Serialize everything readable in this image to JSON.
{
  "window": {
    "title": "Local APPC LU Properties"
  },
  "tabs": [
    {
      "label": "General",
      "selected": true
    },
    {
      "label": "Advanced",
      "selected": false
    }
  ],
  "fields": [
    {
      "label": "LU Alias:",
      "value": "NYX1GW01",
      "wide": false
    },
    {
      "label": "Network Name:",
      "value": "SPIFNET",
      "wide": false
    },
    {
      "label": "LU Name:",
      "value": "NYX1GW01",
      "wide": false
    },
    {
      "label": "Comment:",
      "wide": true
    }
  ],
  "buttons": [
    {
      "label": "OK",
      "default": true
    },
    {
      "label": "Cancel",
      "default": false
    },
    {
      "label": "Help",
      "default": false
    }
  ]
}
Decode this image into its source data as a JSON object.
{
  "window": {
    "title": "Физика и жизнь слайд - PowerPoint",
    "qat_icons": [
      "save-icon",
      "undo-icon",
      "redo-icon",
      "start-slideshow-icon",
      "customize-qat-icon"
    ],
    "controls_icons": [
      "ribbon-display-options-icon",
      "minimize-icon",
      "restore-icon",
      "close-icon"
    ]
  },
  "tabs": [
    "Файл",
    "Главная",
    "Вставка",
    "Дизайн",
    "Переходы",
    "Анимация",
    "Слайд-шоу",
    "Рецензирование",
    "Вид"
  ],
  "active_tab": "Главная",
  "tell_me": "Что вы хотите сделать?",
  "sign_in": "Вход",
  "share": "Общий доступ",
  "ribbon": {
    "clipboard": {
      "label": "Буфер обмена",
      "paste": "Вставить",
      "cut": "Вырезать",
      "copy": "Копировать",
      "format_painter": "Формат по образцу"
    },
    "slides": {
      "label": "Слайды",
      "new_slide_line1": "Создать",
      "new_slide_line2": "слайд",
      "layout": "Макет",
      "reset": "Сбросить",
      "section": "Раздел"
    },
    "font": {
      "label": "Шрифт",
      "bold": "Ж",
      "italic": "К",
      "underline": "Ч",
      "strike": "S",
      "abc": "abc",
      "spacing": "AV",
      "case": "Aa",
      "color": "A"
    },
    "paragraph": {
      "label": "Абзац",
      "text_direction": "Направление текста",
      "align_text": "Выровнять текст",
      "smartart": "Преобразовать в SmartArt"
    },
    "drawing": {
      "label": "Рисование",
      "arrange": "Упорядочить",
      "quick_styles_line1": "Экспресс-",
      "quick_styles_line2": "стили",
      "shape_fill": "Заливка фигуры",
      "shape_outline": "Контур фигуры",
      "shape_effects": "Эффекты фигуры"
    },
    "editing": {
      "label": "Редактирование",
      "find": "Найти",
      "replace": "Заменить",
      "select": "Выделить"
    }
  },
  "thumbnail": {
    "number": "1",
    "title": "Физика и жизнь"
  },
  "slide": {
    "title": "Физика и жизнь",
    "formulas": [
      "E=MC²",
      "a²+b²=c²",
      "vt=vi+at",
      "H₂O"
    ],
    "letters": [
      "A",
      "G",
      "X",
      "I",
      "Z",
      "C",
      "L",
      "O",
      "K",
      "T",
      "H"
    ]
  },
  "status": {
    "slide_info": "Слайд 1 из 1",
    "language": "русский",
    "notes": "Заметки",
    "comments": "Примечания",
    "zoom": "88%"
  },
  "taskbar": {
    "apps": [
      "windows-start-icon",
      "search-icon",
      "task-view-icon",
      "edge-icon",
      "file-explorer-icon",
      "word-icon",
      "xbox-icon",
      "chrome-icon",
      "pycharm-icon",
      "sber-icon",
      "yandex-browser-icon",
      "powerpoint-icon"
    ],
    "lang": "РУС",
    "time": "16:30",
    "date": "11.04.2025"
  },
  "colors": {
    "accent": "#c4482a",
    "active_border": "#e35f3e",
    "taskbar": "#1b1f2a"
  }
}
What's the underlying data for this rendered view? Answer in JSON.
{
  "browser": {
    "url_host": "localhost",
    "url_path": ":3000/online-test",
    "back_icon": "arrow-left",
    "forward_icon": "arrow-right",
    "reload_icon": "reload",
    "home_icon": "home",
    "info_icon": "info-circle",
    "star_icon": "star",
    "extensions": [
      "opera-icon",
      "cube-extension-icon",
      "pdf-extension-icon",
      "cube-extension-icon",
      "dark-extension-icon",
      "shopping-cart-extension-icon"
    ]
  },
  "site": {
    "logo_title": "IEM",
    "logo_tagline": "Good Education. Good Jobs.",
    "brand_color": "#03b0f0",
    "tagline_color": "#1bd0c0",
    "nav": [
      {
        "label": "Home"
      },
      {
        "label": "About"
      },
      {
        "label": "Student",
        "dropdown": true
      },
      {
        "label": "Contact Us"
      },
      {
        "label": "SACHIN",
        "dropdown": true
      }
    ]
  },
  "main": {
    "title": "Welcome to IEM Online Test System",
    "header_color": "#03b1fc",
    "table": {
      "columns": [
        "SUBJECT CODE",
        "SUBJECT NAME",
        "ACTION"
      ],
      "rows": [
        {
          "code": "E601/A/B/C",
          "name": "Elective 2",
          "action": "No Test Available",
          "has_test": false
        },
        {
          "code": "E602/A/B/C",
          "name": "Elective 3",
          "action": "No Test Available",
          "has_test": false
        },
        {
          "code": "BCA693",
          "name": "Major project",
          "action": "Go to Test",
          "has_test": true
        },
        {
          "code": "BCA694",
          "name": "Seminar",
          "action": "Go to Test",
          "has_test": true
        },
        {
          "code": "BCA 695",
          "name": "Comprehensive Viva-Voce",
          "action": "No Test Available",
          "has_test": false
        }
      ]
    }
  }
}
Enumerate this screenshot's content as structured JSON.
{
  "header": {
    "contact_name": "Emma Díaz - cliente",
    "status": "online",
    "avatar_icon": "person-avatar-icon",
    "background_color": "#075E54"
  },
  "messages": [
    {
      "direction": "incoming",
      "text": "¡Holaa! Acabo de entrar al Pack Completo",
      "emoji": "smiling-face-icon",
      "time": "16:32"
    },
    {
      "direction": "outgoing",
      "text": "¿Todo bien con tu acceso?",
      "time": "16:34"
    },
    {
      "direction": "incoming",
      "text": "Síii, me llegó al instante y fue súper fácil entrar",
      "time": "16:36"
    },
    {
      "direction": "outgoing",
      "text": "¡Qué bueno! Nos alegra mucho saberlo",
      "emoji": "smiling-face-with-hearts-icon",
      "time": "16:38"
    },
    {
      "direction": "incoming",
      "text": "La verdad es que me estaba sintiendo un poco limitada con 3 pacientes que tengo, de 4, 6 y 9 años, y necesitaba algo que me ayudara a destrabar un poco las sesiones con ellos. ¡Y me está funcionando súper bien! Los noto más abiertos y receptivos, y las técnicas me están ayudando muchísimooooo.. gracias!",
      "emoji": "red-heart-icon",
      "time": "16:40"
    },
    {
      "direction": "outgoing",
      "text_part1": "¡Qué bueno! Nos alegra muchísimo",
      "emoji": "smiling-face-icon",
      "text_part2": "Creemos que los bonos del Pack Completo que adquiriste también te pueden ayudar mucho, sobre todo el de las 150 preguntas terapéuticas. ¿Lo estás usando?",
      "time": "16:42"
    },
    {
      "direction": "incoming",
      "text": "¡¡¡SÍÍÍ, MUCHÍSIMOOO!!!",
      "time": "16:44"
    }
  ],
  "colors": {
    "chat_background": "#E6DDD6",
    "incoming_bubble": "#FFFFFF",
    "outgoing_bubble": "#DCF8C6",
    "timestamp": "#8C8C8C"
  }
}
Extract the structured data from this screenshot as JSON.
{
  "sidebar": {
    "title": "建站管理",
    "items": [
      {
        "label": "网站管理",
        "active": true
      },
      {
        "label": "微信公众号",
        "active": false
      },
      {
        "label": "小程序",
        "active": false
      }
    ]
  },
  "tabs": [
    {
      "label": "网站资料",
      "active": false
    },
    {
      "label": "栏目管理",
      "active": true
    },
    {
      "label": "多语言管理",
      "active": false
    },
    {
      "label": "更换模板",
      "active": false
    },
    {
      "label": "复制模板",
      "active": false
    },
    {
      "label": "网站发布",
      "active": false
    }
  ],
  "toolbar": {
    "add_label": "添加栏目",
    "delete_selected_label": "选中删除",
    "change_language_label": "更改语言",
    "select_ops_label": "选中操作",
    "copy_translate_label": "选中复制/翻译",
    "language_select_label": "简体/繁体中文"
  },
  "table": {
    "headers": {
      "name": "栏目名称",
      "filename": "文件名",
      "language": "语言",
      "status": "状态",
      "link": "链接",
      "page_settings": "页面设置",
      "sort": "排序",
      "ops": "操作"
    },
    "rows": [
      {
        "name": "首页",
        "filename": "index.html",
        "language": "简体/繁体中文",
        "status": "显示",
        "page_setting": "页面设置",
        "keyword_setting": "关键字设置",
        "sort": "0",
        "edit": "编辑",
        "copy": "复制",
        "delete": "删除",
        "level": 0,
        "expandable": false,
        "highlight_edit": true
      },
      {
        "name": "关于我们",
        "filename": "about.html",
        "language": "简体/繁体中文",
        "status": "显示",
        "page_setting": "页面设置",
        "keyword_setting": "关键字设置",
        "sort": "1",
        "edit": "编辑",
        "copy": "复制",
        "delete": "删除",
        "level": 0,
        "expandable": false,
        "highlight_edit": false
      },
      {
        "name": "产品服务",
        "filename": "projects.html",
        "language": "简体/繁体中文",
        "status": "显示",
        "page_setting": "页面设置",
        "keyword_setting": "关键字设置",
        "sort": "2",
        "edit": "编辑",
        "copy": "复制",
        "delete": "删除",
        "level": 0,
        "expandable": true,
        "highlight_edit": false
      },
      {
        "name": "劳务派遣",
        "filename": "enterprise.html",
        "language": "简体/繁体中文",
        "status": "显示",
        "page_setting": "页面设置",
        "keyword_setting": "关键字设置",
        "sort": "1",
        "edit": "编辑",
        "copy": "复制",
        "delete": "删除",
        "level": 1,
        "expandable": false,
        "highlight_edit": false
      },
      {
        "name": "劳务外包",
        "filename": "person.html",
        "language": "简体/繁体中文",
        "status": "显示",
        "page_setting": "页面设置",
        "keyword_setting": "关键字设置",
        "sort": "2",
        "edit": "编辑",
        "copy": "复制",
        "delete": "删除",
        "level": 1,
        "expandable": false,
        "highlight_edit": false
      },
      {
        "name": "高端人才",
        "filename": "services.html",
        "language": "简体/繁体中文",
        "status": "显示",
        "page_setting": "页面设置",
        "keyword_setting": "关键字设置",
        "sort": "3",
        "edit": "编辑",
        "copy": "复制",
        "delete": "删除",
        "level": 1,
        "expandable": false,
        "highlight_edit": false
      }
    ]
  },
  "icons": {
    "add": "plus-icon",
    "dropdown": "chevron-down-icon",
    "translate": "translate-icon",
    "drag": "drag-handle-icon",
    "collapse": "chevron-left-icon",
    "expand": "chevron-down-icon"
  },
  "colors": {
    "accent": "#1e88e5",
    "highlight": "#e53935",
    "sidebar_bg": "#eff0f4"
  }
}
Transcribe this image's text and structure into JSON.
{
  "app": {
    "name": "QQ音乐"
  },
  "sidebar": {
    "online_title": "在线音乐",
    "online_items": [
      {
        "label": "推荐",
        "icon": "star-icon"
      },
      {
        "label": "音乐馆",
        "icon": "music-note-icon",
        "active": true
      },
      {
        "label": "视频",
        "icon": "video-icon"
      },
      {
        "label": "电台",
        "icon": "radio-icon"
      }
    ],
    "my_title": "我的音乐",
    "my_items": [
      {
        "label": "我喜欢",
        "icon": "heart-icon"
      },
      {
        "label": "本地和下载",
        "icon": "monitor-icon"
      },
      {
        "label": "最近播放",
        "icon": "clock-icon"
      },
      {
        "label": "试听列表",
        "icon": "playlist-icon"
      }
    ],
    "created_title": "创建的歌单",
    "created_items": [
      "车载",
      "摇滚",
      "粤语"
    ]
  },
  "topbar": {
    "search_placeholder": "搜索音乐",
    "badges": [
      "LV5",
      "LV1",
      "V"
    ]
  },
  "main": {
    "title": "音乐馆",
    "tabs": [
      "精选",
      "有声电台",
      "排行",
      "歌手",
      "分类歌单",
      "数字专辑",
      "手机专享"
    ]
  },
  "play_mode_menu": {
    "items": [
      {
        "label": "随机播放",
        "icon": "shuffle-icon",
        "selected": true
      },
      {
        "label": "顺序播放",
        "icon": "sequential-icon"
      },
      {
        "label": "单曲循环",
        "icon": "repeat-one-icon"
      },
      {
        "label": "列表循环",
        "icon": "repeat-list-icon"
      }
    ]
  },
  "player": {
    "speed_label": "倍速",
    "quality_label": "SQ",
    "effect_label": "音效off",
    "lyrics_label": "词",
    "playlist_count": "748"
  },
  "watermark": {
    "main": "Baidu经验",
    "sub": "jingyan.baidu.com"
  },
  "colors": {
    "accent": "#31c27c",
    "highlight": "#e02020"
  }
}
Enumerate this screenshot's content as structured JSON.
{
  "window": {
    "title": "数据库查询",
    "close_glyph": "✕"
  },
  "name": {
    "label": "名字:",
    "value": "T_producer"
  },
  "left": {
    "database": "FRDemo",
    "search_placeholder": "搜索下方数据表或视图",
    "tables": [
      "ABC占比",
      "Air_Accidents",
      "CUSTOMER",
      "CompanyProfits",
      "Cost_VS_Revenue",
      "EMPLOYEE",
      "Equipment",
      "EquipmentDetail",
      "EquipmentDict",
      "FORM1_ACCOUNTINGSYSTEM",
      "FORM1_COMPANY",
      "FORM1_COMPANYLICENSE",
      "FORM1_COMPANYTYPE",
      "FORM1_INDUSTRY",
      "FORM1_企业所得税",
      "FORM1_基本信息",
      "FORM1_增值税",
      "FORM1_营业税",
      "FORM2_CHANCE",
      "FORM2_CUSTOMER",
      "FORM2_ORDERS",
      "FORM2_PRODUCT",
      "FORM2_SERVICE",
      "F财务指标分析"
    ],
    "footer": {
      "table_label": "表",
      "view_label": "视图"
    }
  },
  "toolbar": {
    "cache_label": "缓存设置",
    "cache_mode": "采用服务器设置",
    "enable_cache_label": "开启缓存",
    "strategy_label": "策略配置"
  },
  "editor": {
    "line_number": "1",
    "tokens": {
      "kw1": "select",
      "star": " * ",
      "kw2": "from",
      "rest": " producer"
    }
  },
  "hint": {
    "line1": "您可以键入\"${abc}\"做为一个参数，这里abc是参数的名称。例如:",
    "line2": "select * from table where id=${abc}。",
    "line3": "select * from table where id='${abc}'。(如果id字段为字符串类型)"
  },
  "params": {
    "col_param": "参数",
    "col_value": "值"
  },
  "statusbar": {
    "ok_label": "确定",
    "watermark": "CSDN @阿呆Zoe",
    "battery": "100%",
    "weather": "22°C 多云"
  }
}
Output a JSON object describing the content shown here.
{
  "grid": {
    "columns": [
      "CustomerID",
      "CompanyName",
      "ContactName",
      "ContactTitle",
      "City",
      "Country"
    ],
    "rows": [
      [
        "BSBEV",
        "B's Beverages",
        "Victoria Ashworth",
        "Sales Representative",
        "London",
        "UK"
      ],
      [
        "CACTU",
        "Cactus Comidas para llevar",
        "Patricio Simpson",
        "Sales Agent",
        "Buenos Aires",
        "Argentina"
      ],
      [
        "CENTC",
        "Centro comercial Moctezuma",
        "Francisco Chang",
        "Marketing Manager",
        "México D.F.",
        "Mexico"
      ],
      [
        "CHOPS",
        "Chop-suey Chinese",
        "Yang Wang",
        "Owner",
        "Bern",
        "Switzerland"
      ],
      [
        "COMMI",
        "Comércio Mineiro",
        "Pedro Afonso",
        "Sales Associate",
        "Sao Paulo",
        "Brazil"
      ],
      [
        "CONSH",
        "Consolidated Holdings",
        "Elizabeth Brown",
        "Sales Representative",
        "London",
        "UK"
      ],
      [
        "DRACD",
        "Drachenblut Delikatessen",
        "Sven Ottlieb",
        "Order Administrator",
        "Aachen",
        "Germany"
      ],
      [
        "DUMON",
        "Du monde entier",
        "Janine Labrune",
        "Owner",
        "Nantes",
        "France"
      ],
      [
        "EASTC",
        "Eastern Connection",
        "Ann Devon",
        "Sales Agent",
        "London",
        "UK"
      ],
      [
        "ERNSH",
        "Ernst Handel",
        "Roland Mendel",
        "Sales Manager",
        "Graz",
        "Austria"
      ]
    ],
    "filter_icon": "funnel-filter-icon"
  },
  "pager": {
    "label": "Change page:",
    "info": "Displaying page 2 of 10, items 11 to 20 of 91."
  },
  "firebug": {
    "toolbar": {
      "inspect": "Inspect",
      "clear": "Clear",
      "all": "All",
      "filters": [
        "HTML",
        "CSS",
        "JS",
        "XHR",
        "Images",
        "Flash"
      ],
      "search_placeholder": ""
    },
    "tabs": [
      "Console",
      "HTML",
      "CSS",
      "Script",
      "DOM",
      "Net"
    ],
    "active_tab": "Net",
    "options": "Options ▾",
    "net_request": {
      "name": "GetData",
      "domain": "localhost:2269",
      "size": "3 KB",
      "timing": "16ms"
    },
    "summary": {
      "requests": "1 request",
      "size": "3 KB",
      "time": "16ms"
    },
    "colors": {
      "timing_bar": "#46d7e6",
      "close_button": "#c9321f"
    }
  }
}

■ Objective ■
Look through the material above and pick out each line holding the word "from".

■ Complete output ■
Extract the structured data from this screenshot as JSON.
      "kw2": "from",
    "line2": "select * from table where id=${abc}。",
    "line3": "select * from table where id='${abc}'。(如果id字段为字符串类型)"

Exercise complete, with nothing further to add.